**A block of data:**
____________________
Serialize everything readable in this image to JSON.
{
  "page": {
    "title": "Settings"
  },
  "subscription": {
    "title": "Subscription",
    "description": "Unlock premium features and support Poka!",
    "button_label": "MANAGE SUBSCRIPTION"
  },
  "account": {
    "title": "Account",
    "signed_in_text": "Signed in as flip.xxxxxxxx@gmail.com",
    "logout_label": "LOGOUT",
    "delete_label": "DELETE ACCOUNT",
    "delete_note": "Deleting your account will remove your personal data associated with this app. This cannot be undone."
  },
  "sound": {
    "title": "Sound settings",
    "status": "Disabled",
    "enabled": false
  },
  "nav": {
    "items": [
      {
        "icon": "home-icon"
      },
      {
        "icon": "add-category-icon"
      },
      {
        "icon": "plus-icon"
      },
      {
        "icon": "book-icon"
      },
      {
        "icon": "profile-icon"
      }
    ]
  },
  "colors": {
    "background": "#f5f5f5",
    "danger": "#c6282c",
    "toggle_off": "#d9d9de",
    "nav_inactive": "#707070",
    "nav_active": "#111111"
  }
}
____________________
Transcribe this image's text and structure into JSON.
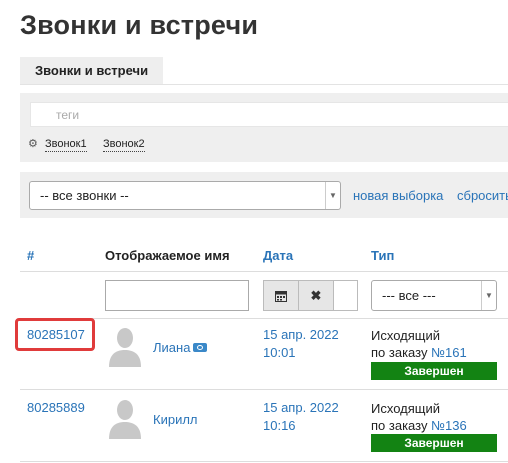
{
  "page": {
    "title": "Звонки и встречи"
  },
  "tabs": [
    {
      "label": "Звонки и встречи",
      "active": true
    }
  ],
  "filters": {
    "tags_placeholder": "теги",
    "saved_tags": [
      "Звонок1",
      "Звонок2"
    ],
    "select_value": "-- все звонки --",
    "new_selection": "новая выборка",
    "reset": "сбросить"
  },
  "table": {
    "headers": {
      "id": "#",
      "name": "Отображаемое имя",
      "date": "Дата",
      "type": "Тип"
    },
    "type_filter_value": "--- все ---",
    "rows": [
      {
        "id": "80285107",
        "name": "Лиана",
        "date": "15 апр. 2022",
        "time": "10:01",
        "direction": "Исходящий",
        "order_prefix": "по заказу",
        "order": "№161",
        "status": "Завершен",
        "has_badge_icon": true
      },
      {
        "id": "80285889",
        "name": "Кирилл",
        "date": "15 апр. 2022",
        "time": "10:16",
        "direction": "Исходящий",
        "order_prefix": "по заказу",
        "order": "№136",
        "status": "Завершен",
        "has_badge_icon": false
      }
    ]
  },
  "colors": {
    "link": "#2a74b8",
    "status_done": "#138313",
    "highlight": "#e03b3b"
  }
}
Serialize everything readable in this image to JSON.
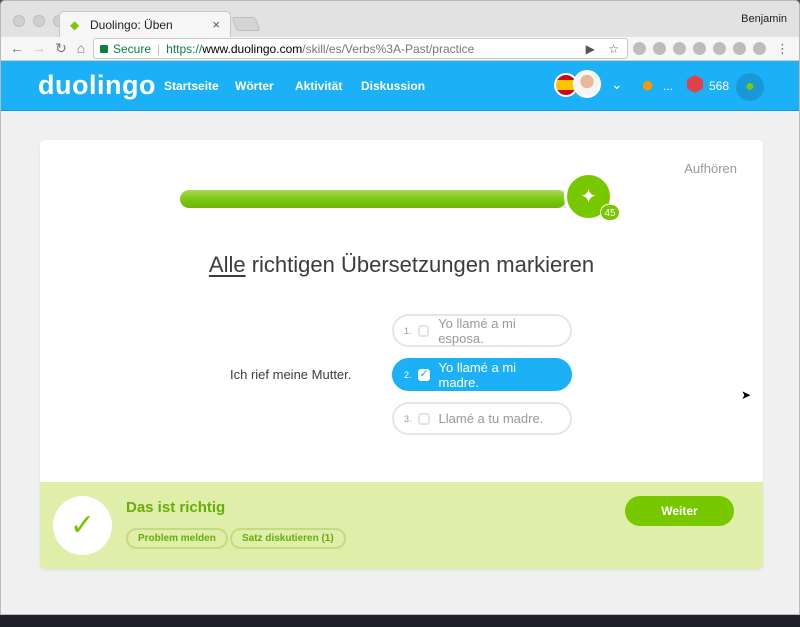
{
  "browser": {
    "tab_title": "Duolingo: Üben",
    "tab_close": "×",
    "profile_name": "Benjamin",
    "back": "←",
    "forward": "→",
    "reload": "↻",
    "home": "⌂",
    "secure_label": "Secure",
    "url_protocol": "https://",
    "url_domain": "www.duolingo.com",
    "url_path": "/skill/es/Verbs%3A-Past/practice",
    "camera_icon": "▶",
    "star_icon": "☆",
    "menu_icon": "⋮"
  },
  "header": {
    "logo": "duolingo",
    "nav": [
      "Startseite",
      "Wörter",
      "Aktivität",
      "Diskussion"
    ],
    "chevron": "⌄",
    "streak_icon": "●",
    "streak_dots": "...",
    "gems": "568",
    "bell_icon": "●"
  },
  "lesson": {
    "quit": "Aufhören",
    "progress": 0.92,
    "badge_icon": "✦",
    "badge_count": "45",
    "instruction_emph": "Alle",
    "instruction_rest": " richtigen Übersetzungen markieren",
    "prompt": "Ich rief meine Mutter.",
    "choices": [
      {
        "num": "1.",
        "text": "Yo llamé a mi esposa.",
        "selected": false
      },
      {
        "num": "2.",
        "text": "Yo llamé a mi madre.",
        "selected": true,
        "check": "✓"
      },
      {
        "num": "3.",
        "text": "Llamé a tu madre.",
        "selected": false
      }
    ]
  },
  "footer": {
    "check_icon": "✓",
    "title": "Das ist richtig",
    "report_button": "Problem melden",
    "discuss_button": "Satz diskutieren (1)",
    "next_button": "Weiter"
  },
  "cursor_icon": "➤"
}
____________________
**Work to do:**
Look through the material above and pick out each line holding the word "встречи".

**Answer below:**
    "title": "Звонки и встречи"
      "label": "Звонки и встречи",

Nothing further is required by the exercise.